Requirement -
All lines in which the word "color" occurs are to be extracted.

== Data excerpts ==

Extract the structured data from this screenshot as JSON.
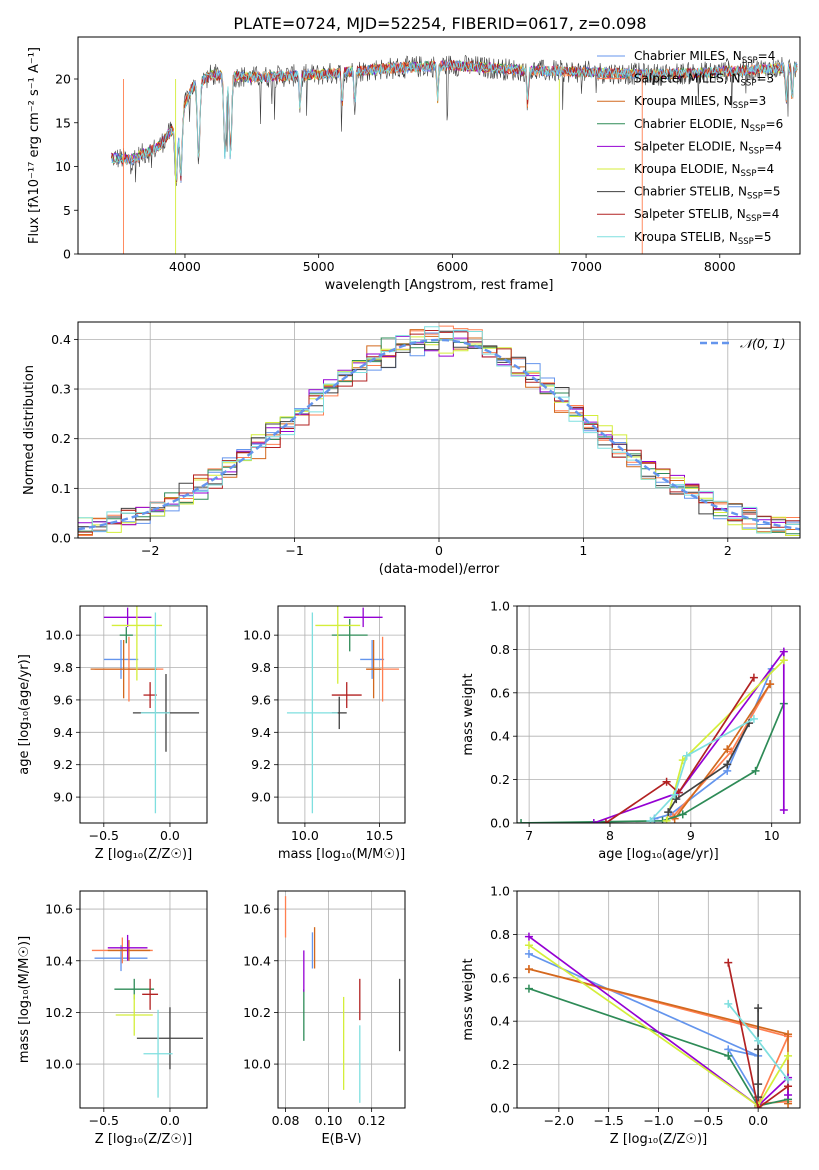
{
  "title": "PLATE=0724, MJD=52254, FIBERID=0617, z=0.098",
  "models": [
    {
      "name": "Chabrier MILES",
      "nssp": "4",
      "color": "#6495ed"
    },
    {
      "name": "Salpeter MILES",
      "nssp": "3",
      "color": "#ff7f50"
    },
    {
      "name": "Kroupa MILES",
      "nssp": "3",
      "color": "#d2691e"
    },
    {
      "name": "Chabrier ELODIE",
      "nssp": "6",
      "color": "#2e8b57"
    },
    {
      "name": "Salpeter ELODIE",
      "nssp": "4",
      "color": "#9400d3"
    },
    {
      "name": "Kroupa ELODIE",
      "nssp": "4",
      "color": "#d4ee3a"
    },
    {
      "name": "Chabrier STELIB",
      "nssp": "5",
      "color": "#404040"
    },
    {
      "name": "Salpeter STELIB",
      "nssp": "4",
      "color": "#b22222"
    },
    {
      "name": "Kroupa STELIB",
      "nssp": "5",
      "color": "#7fdfdf"
    }
  ],
  "chart_data": [
    {
      "id": "spectrum",
      "type": "line",
      "xlabel": "wavelength [Angstrom, rest frame]",
      "ylabel": "Flux [fλ10⁻¹⁷ erg cm⁻² s⁻¹ A⁻¹]",
      "xlim": [
        3200,
        8600
      ],
      "ylim": [
        0,
        24.8
      ],
      "xticks": [
        4000,
        5000,
        6000,
        7000,
        8000
      ],
      "yticks": [
        0,
        5,
        10,
        15,
        20
      ],
      "continuum": {
        "x": [
          3450,
          3600,
          3800,
          3950,
          4050,
          4200,
          4500,
          5000,
          5500,
          6000,
          6500,
          7000,
          7500,
          8000,
          8500
        ],
        "y": [
          11.0,
          10.8,
          12.2,
          15.0,
          19.0,
          20.5,
          20.2,
          20.5,
          21.2,
          21.6,
          21.0,
          20.8,
          20.5,
          20.8,
          21.3
        ]
      },
      "absorption_lines": [
        3934,
        3969,
        4102,
        4300,
        4340,
        4861,
        5175,
        5270,
        5890,
        6563,
        8498,
        8542
      ]
    },
    {
      "id": "residuals",
      "type": "histogram",
      "xlabel": "(data-model)/error",
      "ylabel": "Normed distribution",
      "xlim": [
        -2.5,
        2.5
      ],
      "ylim": [
        0,
        0.435
      ],
      "xticks": [
        -2,
        -1,
        0,
        1,
        2
      ],
      "yticks": [
        0.0,
        0.1,
        0.2,
        0.3,
        0.4
      ],
      "grid": true,
      "legend": {
        "position": "top-right",
        "label": "𝒩(0, 1)"
      },
      "gaussian": {
        "mu": 0,
        "sigma": 1,
        "color": "#6495ed"
      }
    },
    {
      "id": "age-vs-Z",
      "type": "errorbar",
      "xlabel": "Z [log₁₀(Z/Z☉)]",
      "ylabel": "age  [log₁₀(age/yr)]",
      "xlim": [
        -0.68,
        0.28
      ],
      "ylim": [
        8.84,
        10.18
      ],
      "xticks": [
        -0.5,
        0.0
      ],
      "yticks": [
        9.0,
        9.2,
        9.4,
        9.6,
        9.8,
        10.0
      ],
      "points": [
        {
          "model": 0,
          "x": -0.37,
          "y": 9.85,
          "xerr": 0.13,
          "yerr": 0.12
        },
        {
          "model": 1,
          "x": -0.31,
          "y": 9.79,
          "xerr": 0.26,
          "yerr": 0.2
        },
        {
          "model": 2,
          "x": -0.35,
          "y": 9.79,
          "xerr": 0.25,
          "yerr": 0.18
        },
        {
          "model": 3,
          "x": -0.33,
          "y": 10.0,
          "xerr": 0.05,
          "yerr": 0.05
        },
        {
          "model": 4,
          "x": -0.32,
          "y": 10.11,
          "xerr": 0.18,
          "yerr": 0.06
        },
        {
          "model": 5,
          "x": -0.25,
          "y": 10.06,
          "xerr": 0.19,
          "yerr": 0.34
        },
        {
          "model": 6,
          "x": -0.03,
          "y": 9.52,
          "xerr": 0.25,
          "yerr": 0.24
        },
        {
          "model": 7,
          "x": -0.15,
          "y": 9.63,
          "xerr": 0.05,
          "yerr": 0.08
        },
        {
          "model": 8,
          "x": -0.11,
          "y": 9.52,
          "xerr": 0.11,
          "yerr": 0.62
        }
      ]
    },
    {
      "id": "age-vs-mass",
      "type": "errorbar",
      "xlabel": "mass [log₁₀(M/M☉)]",
      "ylabel": "",
      "xlim": [
        9.82,
        10.67
      ],
      "ylim": [
        8.84,
        10.18
      ],
      "xticks": [
        10.0,
        10.5
      ],
      "yticks": [
        9.0,
        9.2,
        9.4,
        9.6,
        9.8,
        10.0
      ],
      "points": [
        {
          "model": 0,
          "x": 10.45,
          "y": 9.85,
          "xerr": 0.08,
          "yerr": 0.12
        },
        {
          "model": 1,
          "x": 10.52,
          "y": 9.79,
          "xerr": 0.11,
          "yerr": 0.2
        },
        {
          "model": 2,
          "x": 10.46,
          "y": 9.79,
          "xerr": 0.05,
          "yerr": 0.18
        },
        {
          "model": 3,
          "x": 10.3,
          "y": 10.0,
          "xerr": 0.12,
          "yerr": 0.1
        },
        {
          "model": 4,
          "x": 10.39,
          "y": 10.11,
          "xerr": 0.13,
          "yerr": 0.06
        },
        {
          "model": 5,
          "x": 10.22,
          "y": 10.06,
          "xerr": 0.15,
          "yerr": 0.36
        },
        {
          "model": 6,
          "x": 10.23,
          "y": 9.52,
          "xerr": 0.05,
          "yerr": 0.1
        },
        {
          "model": 7,
          "x": 10.28,
          "y": 9.63,
          "xerr": 0.1,
          "yerr": 0.08
        },
        {
          "model": 8,
          "x": 10.05,
          "y": 9.52,
          "xerr": 0.17,
          "yerr": 0.62
        }
      ]
    },
    {
      "id": "mass-weight-vs-age",
      "type": "line",
      "xlabel": "age  [log₁₀(age/yr)]",
      "ylabel": "mass weight",
      "xlim": [
        6.85,
        10.35
      ],
      "ylim": [
        0,
        1
      ],
      "xticks": [
        7,
        8,
        9,
        10
      ],
      "yticks": [
        0.0,
        0.2,
        0.4,
        0.6,
        0.8,
        1.0
      ],
      "grid": true,
      "series": [
        {
          "model": 0,
          "x": [
            8.55,
            8.75,
            9.45,
            10.0
          ],
          "y": [
            0.02,
            0.04,
            0.24,
            0.71
          ]
        },
        {
          "model": 1,
          "x": [
            8.78,
            9.5,
            9.98
          ],
          "y": [
            0.03,
            0.33,
            0.64
          ]
        },
        {
          "model": 2,
          "x": [
            8.8,
            9.45,
            9.98
          ],
          "y": [
            0.02,
            0.34,
            0.64
          ]
        },
        {
          "model": 3,
          "x": [
            6.9,
            8.65,
            8.9,
            9.8,
            10.15
          ],
          "y": [
            0.0,
            0.01,
            0.04,
            0.24,
            0.55
          ]
        },
        {
          "model": 4,
          "x": [
            7.8,
            8.85,
            10.15,
            10.15
          ],
          "y": [
            0.0,
            0.14,
            0.79,
            0.06
          ]
        },
        {
          "model": 5,
          "x": [
            8.7,
            8.9,
            10.15
          ],
          "y": [
            0.01,
            0.29,
            0.75
          ]
        },
        {
          "model": 6,
          "x": [
            8.72,
            8.82,
            9.45,
            9.72
          ],
          "y": [
            0.05,
            0.11,
            0.27,
            0.46
          ]
        },
        {
          "model": 7,
          "x": [
            7.95,
            8.7,
            8.85,
            9.78
          ],
          "y": [
            0.0,
            0.19,
            0.14,
            0.67
          ]
        },
        {
          "model": 8,
          "x": [
            8.5,
            8.8,
            8.95,
            9.78
          ],
          "y": [
            0.01,
            0.13,
            0.31,
            0.48
          ]
        }
      ]
    },
    {
      "id": "mass-vs-Z",
      "type": "errorbar",
      "xlabel": "Z [log₁₀(Z/Z☉)]",
      "ylabel": "mass [log₁₀(M/M☉)]",
      "xlim": [
        -0.68,
        0.28
      ],
      "ylim": [
        9.83,
        10.67
      ],
      "xticks": [
        -0.5,
        0.0
      ],
      "yticks": [
        10.0,
        10.2,
        10.4,
        10.6
      ],
      "points": [
        {
          "model": 0,
          "x": -0.37,
          "y": 10.41,
          "xerr": 0.2,
          "yerr": 0.05
        },
        {
          "model": 1,
          "x": -0.36,
          "y": 10.44,
          "xerr": 0.23,
          "yerr": 0.05
        },
        {
          "model": 2,
          "x": -0.31,
          "y": 10.44,
          "xerr": 0.16,
          "yerr": 0.04
        },
        {
          "model": 3,
          "x": -0.27,
          "y": 10.29,
          "xerr": 0.15,
          "yerr": 0.04
        },
        {
          "model": 4,
          "x": -0.32,
          "y": 10.45,
          "xerr": 0.15,
          "yerr": 0.05
        },
        {
          "model": 5,
          "x": -0.27,
          "y": 10.19,
          "xerr": 0.14,
          "yerr": 0.08
        },
        {
          "model": 6,
          "x": 0.0,
          "y": 10.1,
          "xerr": 0.25,
          "yerr": 0.12
        },
        {
          "model": 7,
          "x": -0.15,
          "y": 10.27,
          "xerr": 0.06,
          "yerr": 0.06
        },
        {
          "model": 8,
          "x": -0.09,
          "y": 10.04,
          "xerr": 0.11,
          "yerr": 0.17
        }
      ]
    },
    {
      "id": "mass-vs-EBV",
      "type": "errorbar",
      "xlabel": "E(B-V)",
      "ylabel": "",
      "xlim": [
        0.0765,
        0.1355
      ],
      "ylim": [
        9.83,
        10.67
      ],
      "xticks": [
        0.08,
        0.1,
        0.12
      ],
      "yticks": [
        10.0,
        10.2,
        10.4,
        10.6
      ],
      "points": [
        {
          "model": 0,
          "x": 0.0925,
          "y": 10.44,
          "xerr": 0,
          "yerr": 0.07
        },
        {
          "model": 1,
          "x": 0.08,
          "y": 10.57,
          "xerr": 0,
          "yerr": 0.08
        },
        {
          "model": 2,
          "x": 0.0935,
          "y": 10.45,
          "xerr": 0,
          "yerr": 0.08
        },
        {
          "model": 3,
          "x": 0.0885,
          "y": 10.19,
          "xerr": 0,
          "yerr": 0.1
        },
        {
          "model": 4,
          "x": 0.0885,
          "y": 10.36,
          "xerr": 0,
          "yerr": 0.08
        },
        {
          "model": 5,
          "x": 0.107,
          "y": 10.08,
          "xerr": 0,
          "yerr": 0.18
        },
        {
          "model": 6,
          "x": 0.133,
          "y": 10.19,
          "xerr": 0,
          "yerr": 0.14
        },
        {
          "model": 7,
          "x": 0.1145,
          "y": 10.25,
          "xerr": 0,
          "yerr": 0.08
        },
        {
          "model": 8,
          "x": 0.1145,
          "y": 10.0,
          "xerr": 0,
          "yerr": 0.15
        }
      ]
    },
    {
      "id": "mass-weight-vs-Z",
      "type": "line",
      "xlabel": "Z [log₁₀(Z/Z☉)]",
      "ylabel": "mass weight",
      "xlim": [
        -2.42,
        0.42
      ],
      "ylim": [
        0,
        1
      ],
      "xticks": [
        -2.0,
        -1.5,
        -1.0,
        -0.5,
        0.0
      ],
      "yticks": [
        0.0,
        0.2,
        0.4,
        0.6,
        0.8,
        1.0
      ],
      "grid": true,
      "series": [
        {
          "model": 0,
          "x": [
            -2.3,
            0.0,
            -0.3,
            0.0
          ],
          "y": [
            0.71,
            0.24,
            0.27,
            0.04
          ]
        },
        {
          "model": 1,
          "x": [
            -2.3,
            0.3,
            0.0,
            0.3
          ],
          "y": [
            0.64,
            0.33,
            0.02,
            0.03
          ]
        },
        {
          "model": 2,
          "x": [
            -2.3,
            0.3,
            0.3
          ],
          "y": [
            0.64,
            0.34,
            0.02
          ]
        },
        {
          "model": 3,
          "x": [
            -2.3,
            -0.3,
            0.0,
            0.3
          ],
          "y": [
            0.55,
            0.24,
            0.01,
            0.04
          ]
        },
        {
          "model": 4,
          "x": [
            -2.3,
            0.0,
            0.3,
            0.3
          ],
          "y": [
            0.79,
            0.01,
            0.14,
            0.06
          ]
        },
        {
          "model": 5,
          "x": [
            -2.3,
            0.0,
            0.3
          ],
          "y": [
            0.75,
            0.01,
            0.24
          ]
        },
        {
          "model": 6,
          "x": [
            0.0,
            0.0,
            0.0,
            0.0
          ],
          "y": [
            0.46,
            0.11,
            0.05,
            0.27
          ]
        },
        {
          "model": 7,
          "x": [
            -0.3,
            0.0,
            0.3
          ],
          "y": [
            0.67,
            0.0,
            0.1
          ]
        },
        {
          "model": 8,
          "x": [
            -0.3,
            0.0,
            0.3
          ],
          "y": [
            0.48,
            0.31,
            0.13
          ]
        }
      ]
    }
  ]
}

===

Result of the exercise -
      "color": "#6495ed"
      "color": "#ff7f50"
      "color": "#d2691e"
      "color": "#2e8b57"
      "color": "#9400d3"
      "color": "#d4ee3a"
      "color": "#404040"
      "color": "#b22222"
      "color": "#7fdfdf"
        "color": "#6495ed"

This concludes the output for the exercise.